• [GIVEN EXERCISE] Every record should be written out exactly, with the pictures left out.
───── RECORD EXCERPTS
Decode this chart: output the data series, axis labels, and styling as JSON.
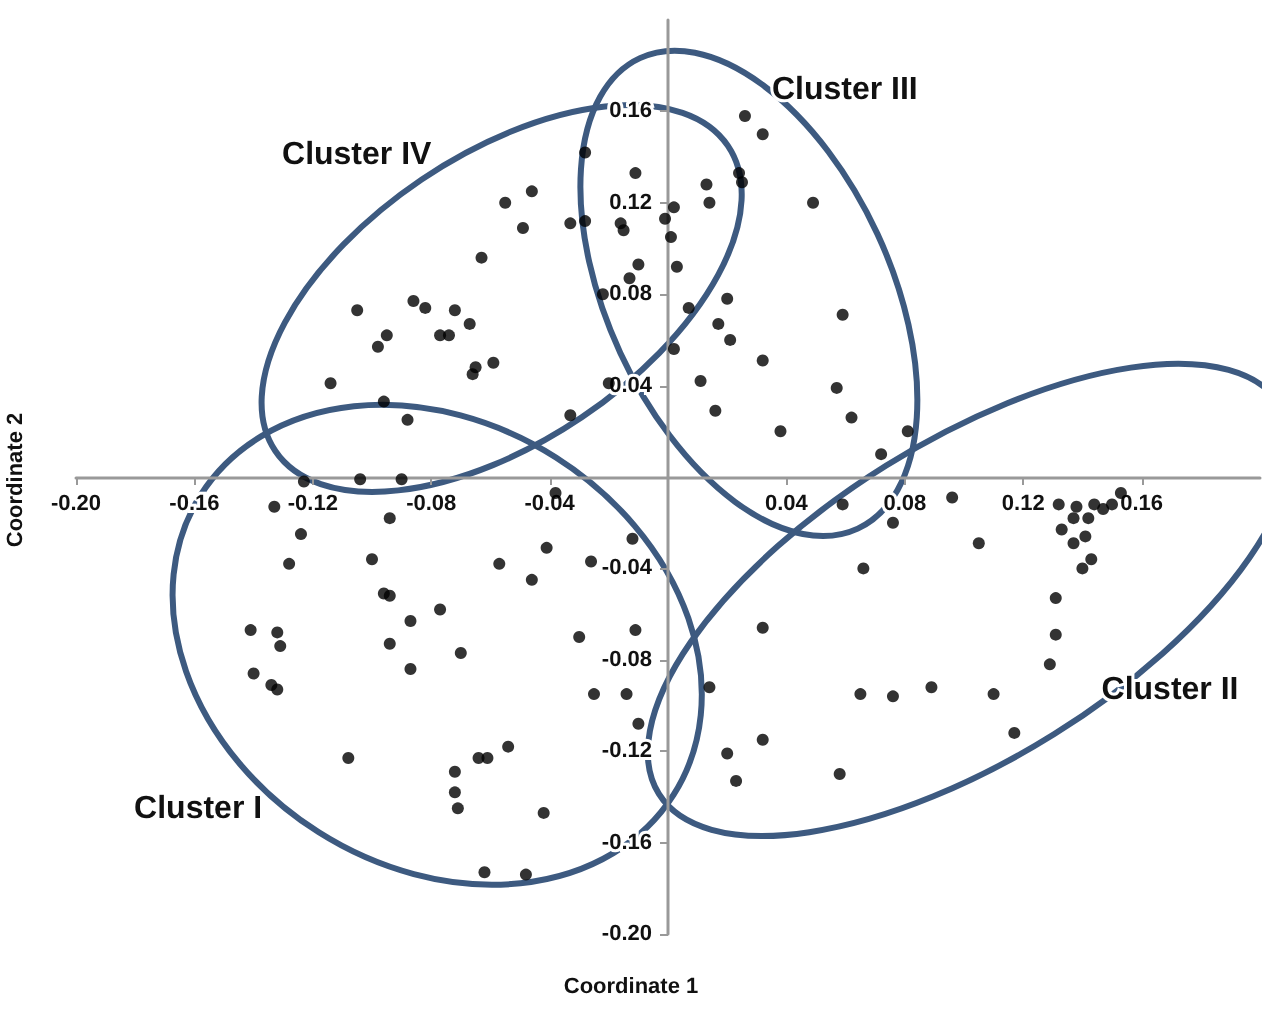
{
  "chart_data": {
    "type": "scatter",
    "xlabel": "Coordinate 1",
    "ylabel": "Coordinate 2",
    "xlim": [
      -0.2,
      0.2
    ],
    "ylim": [
      -0.2,
      0.2
    ],
    "xticks": [
      {
        "value": -0.2,
        "label": "-0.20"
      },
      {
        "value": -0.16,
        "label": "-0.16"
      },
      {
        "value": -0.12,
        "label": "-0.12"
      },
      {
        "value": -0.08,
        "label": "-0.08"
      },
      {
        "value": -0.04,
        "label": "-0.04"
      },
      {
        "value": 0.04,
        "label": "0.04"
      },
      {
        "value": 0.08,
        "label": "0.08"
      },
      {
        "value": 0.12,
        "label": "0.12"
      },
      {
        "value": 0.16,
        "label": "0.16"
      }
    ],
    "yticks": [
      {
        "value": -0.2,
        "label": "-0.20"
      },
      {
        "value": -0.16,
        "label": "-0.16"
      },
      {
        "value": -0.12,
        "label": "-0.12"
      },
      {
        "value": -0.08,
        "label": "-0.08"
      },
      {
        "value": -0.04,
        "label": "-0.04"
      },
      {
        "value": 0.04,
        "label": "0.04"
      },
      {
        "value": 0.08,
        "label": "0.08"
      },
      {
        "value": 0.12,
        "label": "0.12"
      },
      {
        "value": 0.16,
        "label": "0.16"
      }
    ],
    "grid": false,
    "marker": "circle",
    "annotations": [
      "Cluster I",
      "Cluster II",
      "Cluster III",
      "Cluster IV"
    ],
    "series": [
      {
        "color": "#000000",
        "x": [
          -0.123,
          -0.104,
          -0.09,
          -0.133,
          -0.124,
          -0.094,
          -0.038,
          -0.012,
          -0.041,
          -0.026,
          -0.057,
          -0.046,
          -0.128,
          -0.1,
          -0.096,
          -0.094,
          -0.077,
          -0.087,
          -0.094,
          -0.07,
          -0.087,
          -0.141,
          -0.132,
          -0.131,
          -0.14,
          -0.134,
          -0.132,
          -0.03,
          -0.011,
          -0.025,
          -0.014,
          -0.01,
          -0.108,
          -0.064,
          -0.061,
          -0.054,
          -0.072,
          -0.072,
          -0.071,
          -0.042,
          -0.062,
          -0.048
        ],
        "values": [
          -0.002,
          -0.001,
          -0.001,
          -0.013,
          -0.025,
          -0.018,
          -0.007,
          -0.027,
          -0.031,
          -0.037,
          -0.038,
          -0.045,
          -0.038,
          -0.036,
          -0.051,
          -0.052,
          -0.058,
          -0.063,
          -0.073,
          -0.077,
          -0.084,
          -0.067,
          -0.068,
          -0.074,
          -0.086,
          -0.091,
          -0.093,
          -0.07,
          -0.067,
          -0.095,
          -0.095,
          -0.108,
          -0.123,
          -0.123,
          -0.123,
          -0.118,
          -0.129,
          -0.138,
          -0.145,
          -0.147,
          -0.173,
          -0.174
        ]
      },
      {
        "color": "#000000",
        "x": [
          0.059,
          0.076,
          0.096,
          0.105,
          0.066,
          0.032,
          0.014,
          0.065,
          0.076,
          0.089,
          0.11,
          0.117,
          0.02,
          0.032,
          0.023,
          0.058,
          0.129,
          0.131,
          0.131,
          0.14,
          0.143,
          0.137,
          0.141,
          0.133,
          0.137,
          0.142,
          0.138,
          0.144,
          0.147,
          0.15,
          0.153,
          0.132
        ],
        "values": [
          -0.012,
          -0.02,
          -0.009,
          -0.029,
          -0.04,
          -0.066,
          -0.092,
          -0.095,
          -0.096,
          -0.092,
          -0.095,
          -0.112,
          -0.121,
          -0.115,
          -0.133,
          -0.13,
          -0.082,
          -0.069,
          -0.053,
          -0.04,
          -0.036,
          -0.029,
          -0.026,
          -0.023,
          -0.018,
          -0.018,
          -0.013,
          -0.012,
          -0.014,
          -0.012,
          -0.007,
          -0.012
        ]
      },
      {
        "color": "#000000",
        "x": [
          0.026,
          0.032,
          0.013,
          0.014,
          0.024,
          0.025,
          0.049,
          0.002,
          -0.001,
          0.001,
          0.003,
          0.007,
          0.02,
          0.017,
          0.021,
          0.059,
          0.032,
          0.002,
          0.011,
          0.016,
          0.057,
          0.062,
          0.038,
          0.081,
          0.072
        ],
        "values": [
          0.158,
          0.15,
          0.128,
          0.12,
          0.133,
          0.129,
          0.12,
          0.118,
          0.113,
          0.105,
          0.092,
          0.074,
          0.078,
          0.067,
          0.06,
          0.071,
          0.051,
          0.056,
          0.042,
          0.029,
          0.039,
          0.026,
          0.02,
          0.02,
          0.01
        ]
      },
      {
        "color": "#000000",
        "x": [
          -0.028,
          -0.011,
          -0.055,
          -0.046,
          -0.049,
          -0.033,
          -0.028,
          -0.016,
          -0.015,
          -0.01,
          -0.013,
          -0.022,
          -0.063,
          -0.105,
          -0.086,
          -0.082,
          -0.072,
          -0.067,
          -0.095,
          -0.098,
          -0.077,
          -0.074,
          -0.059,
          -0.065,
          -0.066,
          -0.114,
          -0.096,
          -0.088,
          -0.02,
          -0.033
        ],
        "values": [
          0.142,
          0.133,
          0.12,
          0.125,
          0.109,
          0.111,
          0.112,
          0.111,
          0.108,
          0.093,
          0.087,
          0.08,
          0.096,
          0.073,
          0.077,
          0.074,
          0.073,
          0.067,
          0.062,
          0.057,
          0.062,
          0.062,
          0.05,
          0.048,
          0.045,
          0.041,
          0.033,
          0.025,
          0.041,
          0.027
        ]
      }
    ]
  }
}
──────────
• [SOLUTION TO THIS TASK]
Decode this chart: output the data series, axis labels, and styling as JSON.
{
  "chart_data": {
    "type": "scatter",
    "xlabel": "Coordinate 1",
    "ylabel": "Coordinate 2",
    "xlim": [
      -0.2,
      0.2
    ],
    "ylim": [
      -0.2,
      0.2
    ],
    "xticks": [
      {
        "value": -0.2,
        "label": "-0.20"
      },
      {
        "value": -0.16,
        "label": "-0.16"
      },
      {
        "value": -0.12,
        "label": "-0.12"
      },
      {
        "value": -0.08,
        "label": "-0.08"
      },
      {
        "value": -0.04,
        "label": "-0.04"
      },
      {
        "value": 0.04,
        "label": "0.04"
      },
      {
        "value": 0.08,
        "label": "0.08"
      },
      {
        "value": 0.12,
        "label": "0.12"
      },
      {
        "value": 0.16,
        "label": "0.16"
      }
    ],
    "yticks": [
      {
        "value": -0.2,
        "label": "-0.20"
      },
      {
        "value": -0.16,
        "label": "-0.16"
      },
      {
        "value": -0.12,
        "label": "-0.12"
      },
      {
        "value": -0.08,
        "label": "-0.08"
      },
      {
        "value": -0.04,
        "label": "-0.04"
      },
      {
        "value": 0.04,
        "label": "0.04"
      },
      {
        "value": 0.08,
        "label": "0.08"
      },
      {
        "value": 0.12,
        "label": "0.12"
      },
      {
        "value": 0.16,
        "label": "0.16"
      }
    ],
    "grid": false,
    "marker": "circle",
    "annotations": [
      "Cluster I",
      "Cluster II",
      "Cluster III",
      "Cluster IV"
    ],
    "series": [
      {
        "color": "#000000",
        "x": [
          -0.123,
          -0.104,
          -0.09,
          -0.133,
          -0.124,
          -0.094,
          -0.038,
          -0.012,
          -0.041,
          -0.026,
          -0.057,
          -0.046,
          -0.128,
          -0.1,
          -0.096,
          -0.094,
          -0.077,
          -0.087,
          -0.094,
          -0.07,
          -0.087,
          -0.141,
          -0.132,
          -0.131,
          -0.14,
          -0.134,
          -0.132,
          -0.03,
          -0.011,
          -0.025,
          -0.014,
          -0.01,
          -0.108,
          -0.064,
          -0.061,
          -0.054,
          -0.072,
          -0.072,
          -0.071,
          -0.042,
          -0.062,
          -0.048
        ],
        "values": [
          -0.002,
          -0.001,
          -0.001,
          -0.013,
          -0.025,
          -0.018,
          -0.007,
          -0.027,
          -0.031,
          -0.037,
          -0.038,
          -0.045,
          -0.038,
          -0.036,
          -0.051,
          -0.052,
          -0.058,
          -0.063,
          -0.073,
          -0.077,
          -0.084,
          -0.067,
          -0.068,
          -0.074,
          -0.086,
          -0.091,
          -0.093,
          -0.07,
          -0.067,
          -0.095,
          -0.095,
          -0.108,
          -0.123,
          -0.123,
          -0.123,
          -0.118,
          -0.129,
          -0.138,
          -0.145,
          -0.147,
          -0.173,
          -0.174
        ]
      },
      {
        "color": "#000000",
        "x": [
          0.059,
          0.076,
          0.096,
          0.105,
          0.066,
          0.032,
          0.014,
          0.065,
          0.076,
          0.089,
          0.11,
          0.117,
          0.02,
          0.032,
          0.023,
          0.058,
          0.129,
          0.131,
          0.131,
          0.14,
          0.143,
          0.137,
          0.141,
          0.133,
          0.137,
          0.142,
          0.138,
          0.144,
          0.147,
          0.15,
          0.153,
          0.132
        ],
        "values": [
          -0.012,
          -0.02,
          -0.009,
          -0.029,
          -0.04,
          -0.066,
          -0.092,
          -0.095,
          -0.096,
          -0.092,
          -0.095,
          -0.112,
          -0.121,
          -0.115,
          -0.133,
          -0.13,
          -0.082,
          -0.069,
          -0.053,
          -0.04,
          -0.036,
          -0.029,
          -0.026,
          -0.023,
          -0.018,
          -0.018,
          -0.013,
          -0.012,
          -0.014,
          -0.012,
          -0.007,
          -0.012
        ]
      },
      {
        "color": "#000000",
        "x": [
          0.026,
          0.032,
          0.013,
          0.014,
          0.024,
          0.025,
          0.049,
          0.002,
          -0.001,
          0.001,
          0.003,
          0.007,
          0.02,
          0.017,
          0.021,
          0.059,
          0.032,
          0.002,
          0.011,
          0.016,
          0.057,
          0.062,
          0.038,
          0.081,
          0.072
        ],
        "values": [
          0.158,
          0.15,
          0.128,
          0.12,
          0.133,
          0.129,
          0.12,
          0.118,
          0.113,
          0.105,
          0.092,
          0.074,
          0.078,
          0.067,
          0.06,
          0.071,
          0.051,
          0.056,
          0.042,
          0.029,
          0.039,
          0.026,
          0.02,
          0.02,
          0.01
        ]
      },
      {
        "color": "#000000",
        "x": [
          -0.028,
          -0.011,
          -0.055,
          -0.046,
          -0.049,
          -0.033,
          -0.028,
          -0.016,
          -0.015,
          -0.01,
          -0.013,
          -0.022,
          -0.063,
          -0.105,
          -0.086,
          -0.082,
          -0.072,
          -0.067,
          -0.095,
          -0.098,
          -0.077,
          -0.074,
          -0.059,
          -0.065,
          -0.066,
          -0.114,
          -0.096,
          -0.088,
          -0.02,
          -0.033
        ],
        "values": [
          0.142,
          0.133,
          0.12,
          0.125,
          0.109,
          0.111,
          0.112,
          0.111,
          0.108,
          0.093,
          0.087,
          0.08,
          0.096,
          0.073,
          0.077,
          0.074,
          0.073,
          0.067,
          0.062,
          0.057,
          0.062,
          0.062,
          0.05,
          0.048,
          0.045,
          0.041,
          0.033,
          0.025,
          0.041,
          0.027
        ]
      }
    ]
  }
}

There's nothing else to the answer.